* **Task statement**
Extract, from the listing that follows, each line containing the word "hardness".

* **Entries**
◇ ◇ ◇ ◇ ◇ ◇ ◇

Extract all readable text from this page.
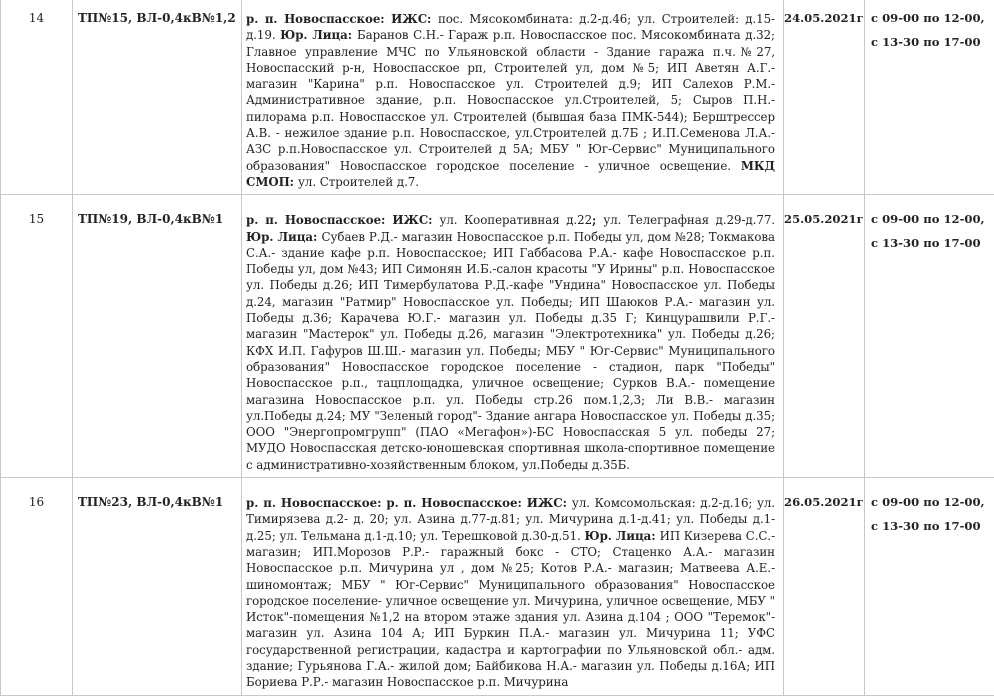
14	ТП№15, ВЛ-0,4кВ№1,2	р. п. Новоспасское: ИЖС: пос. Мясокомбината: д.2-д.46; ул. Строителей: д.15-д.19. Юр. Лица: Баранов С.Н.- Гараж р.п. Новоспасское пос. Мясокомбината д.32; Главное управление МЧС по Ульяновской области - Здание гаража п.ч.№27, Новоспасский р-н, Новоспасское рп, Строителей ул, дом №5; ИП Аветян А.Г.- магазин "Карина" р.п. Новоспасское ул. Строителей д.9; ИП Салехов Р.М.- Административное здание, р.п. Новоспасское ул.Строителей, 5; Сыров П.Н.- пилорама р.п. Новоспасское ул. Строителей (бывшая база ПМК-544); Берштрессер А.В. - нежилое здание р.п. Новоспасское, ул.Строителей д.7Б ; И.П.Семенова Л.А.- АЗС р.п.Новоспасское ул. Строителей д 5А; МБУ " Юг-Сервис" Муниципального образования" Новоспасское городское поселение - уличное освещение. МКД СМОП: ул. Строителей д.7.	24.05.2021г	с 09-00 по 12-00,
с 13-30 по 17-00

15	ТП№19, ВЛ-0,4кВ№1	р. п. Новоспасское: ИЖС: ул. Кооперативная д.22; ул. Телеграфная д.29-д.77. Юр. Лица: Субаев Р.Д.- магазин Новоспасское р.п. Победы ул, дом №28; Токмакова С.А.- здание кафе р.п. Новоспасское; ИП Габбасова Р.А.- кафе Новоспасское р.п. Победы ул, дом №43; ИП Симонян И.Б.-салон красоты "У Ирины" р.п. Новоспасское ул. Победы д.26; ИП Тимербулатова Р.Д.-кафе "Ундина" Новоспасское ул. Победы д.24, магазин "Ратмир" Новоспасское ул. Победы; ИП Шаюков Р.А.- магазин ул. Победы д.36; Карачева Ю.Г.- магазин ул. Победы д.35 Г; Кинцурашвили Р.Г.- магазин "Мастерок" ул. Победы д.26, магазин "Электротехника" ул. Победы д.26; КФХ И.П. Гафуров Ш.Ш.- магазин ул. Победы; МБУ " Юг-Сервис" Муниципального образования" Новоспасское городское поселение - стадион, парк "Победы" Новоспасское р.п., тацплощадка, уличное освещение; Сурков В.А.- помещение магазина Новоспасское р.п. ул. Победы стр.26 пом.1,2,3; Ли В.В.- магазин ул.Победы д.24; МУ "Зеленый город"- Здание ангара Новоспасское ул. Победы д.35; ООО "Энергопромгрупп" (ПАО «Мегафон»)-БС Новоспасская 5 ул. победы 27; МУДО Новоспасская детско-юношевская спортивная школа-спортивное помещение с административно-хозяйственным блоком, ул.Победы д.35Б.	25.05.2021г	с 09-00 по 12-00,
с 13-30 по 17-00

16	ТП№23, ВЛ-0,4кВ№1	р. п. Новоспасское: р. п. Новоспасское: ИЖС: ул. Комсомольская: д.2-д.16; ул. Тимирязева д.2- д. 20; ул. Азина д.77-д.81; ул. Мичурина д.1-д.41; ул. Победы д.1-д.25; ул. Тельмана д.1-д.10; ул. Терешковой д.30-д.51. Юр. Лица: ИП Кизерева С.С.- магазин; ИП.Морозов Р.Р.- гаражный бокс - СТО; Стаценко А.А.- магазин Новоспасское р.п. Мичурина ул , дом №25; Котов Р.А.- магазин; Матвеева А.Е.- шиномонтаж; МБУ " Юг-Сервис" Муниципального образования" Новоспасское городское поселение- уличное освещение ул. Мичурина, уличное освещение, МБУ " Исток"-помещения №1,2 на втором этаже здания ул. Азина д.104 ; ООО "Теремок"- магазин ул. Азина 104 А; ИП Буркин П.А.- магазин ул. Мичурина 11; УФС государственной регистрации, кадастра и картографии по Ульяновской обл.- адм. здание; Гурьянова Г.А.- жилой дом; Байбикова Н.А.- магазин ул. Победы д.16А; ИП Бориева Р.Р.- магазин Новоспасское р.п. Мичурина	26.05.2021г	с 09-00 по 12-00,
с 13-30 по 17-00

◇ ◇ ◇ ◇ ◇ ◇ ◇

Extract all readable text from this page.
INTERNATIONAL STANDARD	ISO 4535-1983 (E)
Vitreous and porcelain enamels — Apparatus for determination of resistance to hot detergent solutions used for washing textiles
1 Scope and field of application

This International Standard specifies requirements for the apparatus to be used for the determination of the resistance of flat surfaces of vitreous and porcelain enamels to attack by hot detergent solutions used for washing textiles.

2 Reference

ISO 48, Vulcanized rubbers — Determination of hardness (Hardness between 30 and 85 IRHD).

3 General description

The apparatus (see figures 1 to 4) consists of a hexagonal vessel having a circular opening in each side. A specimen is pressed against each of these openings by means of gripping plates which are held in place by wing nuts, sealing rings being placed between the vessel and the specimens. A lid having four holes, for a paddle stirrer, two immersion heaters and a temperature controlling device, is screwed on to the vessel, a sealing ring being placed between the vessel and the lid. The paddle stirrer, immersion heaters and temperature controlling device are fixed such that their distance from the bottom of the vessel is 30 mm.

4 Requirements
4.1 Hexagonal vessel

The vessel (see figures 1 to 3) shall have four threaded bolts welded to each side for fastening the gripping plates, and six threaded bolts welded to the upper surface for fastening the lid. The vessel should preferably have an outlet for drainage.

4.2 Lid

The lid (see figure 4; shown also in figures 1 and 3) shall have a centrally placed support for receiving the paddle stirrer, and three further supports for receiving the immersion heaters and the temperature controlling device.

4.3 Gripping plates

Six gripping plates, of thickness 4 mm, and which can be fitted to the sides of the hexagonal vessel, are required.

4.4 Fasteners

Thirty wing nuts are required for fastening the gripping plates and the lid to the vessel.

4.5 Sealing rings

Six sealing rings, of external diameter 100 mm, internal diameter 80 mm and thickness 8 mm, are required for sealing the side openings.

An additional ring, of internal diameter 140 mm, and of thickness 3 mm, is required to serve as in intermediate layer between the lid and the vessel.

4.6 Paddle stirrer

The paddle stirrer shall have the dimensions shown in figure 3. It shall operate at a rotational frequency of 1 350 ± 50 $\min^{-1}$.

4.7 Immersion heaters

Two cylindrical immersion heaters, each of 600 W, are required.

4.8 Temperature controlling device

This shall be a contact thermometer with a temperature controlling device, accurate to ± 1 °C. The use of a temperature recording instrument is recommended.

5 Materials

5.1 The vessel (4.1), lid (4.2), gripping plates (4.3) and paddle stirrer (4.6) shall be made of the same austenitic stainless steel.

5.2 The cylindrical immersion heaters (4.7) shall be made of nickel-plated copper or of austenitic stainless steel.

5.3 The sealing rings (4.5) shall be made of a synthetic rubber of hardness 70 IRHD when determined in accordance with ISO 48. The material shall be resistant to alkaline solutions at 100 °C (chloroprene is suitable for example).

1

◇ ◇ ◇ ◇ ◇ ◇ ◇

* **Written solution**
ISO 48, Vulcanized rubbers — Determination of hardness (Hardness between 30 and 85 IRHD).
5.3 The sealing rings (4.5) shall be made of a synthetic rubber of hardness 70 IRHD when determined in accordance with ISO 48. The material shall be resistant to alkaline solutions at 100 °C (chloroprene is suitable for example).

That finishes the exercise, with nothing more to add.